- **DO THIS**
Using the data below, copy every line that contains the word "Stodoła".

——————————

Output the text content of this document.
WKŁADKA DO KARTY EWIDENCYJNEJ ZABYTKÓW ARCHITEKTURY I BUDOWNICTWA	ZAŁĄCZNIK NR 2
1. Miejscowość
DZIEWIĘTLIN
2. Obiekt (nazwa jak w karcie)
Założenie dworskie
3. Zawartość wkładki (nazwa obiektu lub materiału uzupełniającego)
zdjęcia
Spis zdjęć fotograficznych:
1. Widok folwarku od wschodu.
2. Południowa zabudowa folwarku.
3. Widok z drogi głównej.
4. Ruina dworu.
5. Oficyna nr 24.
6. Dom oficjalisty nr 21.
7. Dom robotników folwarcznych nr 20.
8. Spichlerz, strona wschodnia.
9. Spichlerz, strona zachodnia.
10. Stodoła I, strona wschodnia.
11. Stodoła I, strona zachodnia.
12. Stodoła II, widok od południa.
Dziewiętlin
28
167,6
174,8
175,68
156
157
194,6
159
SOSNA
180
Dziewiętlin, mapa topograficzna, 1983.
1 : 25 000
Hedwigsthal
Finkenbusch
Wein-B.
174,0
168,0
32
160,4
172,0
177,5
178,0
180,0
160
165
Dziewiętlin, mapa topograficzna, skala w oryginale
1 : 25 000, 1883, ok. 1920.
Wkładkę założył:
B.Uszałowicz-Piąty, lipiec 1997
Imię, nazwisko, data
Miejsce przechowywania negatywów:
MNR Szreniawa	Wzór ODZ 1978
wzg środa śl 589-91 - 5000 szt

——————————

- **FINAL ANSWER**
10. Stodoła I, strona wschodnia.
11. Stodoła I, strona zachodnia.
12. Stodoła II, widok od południa.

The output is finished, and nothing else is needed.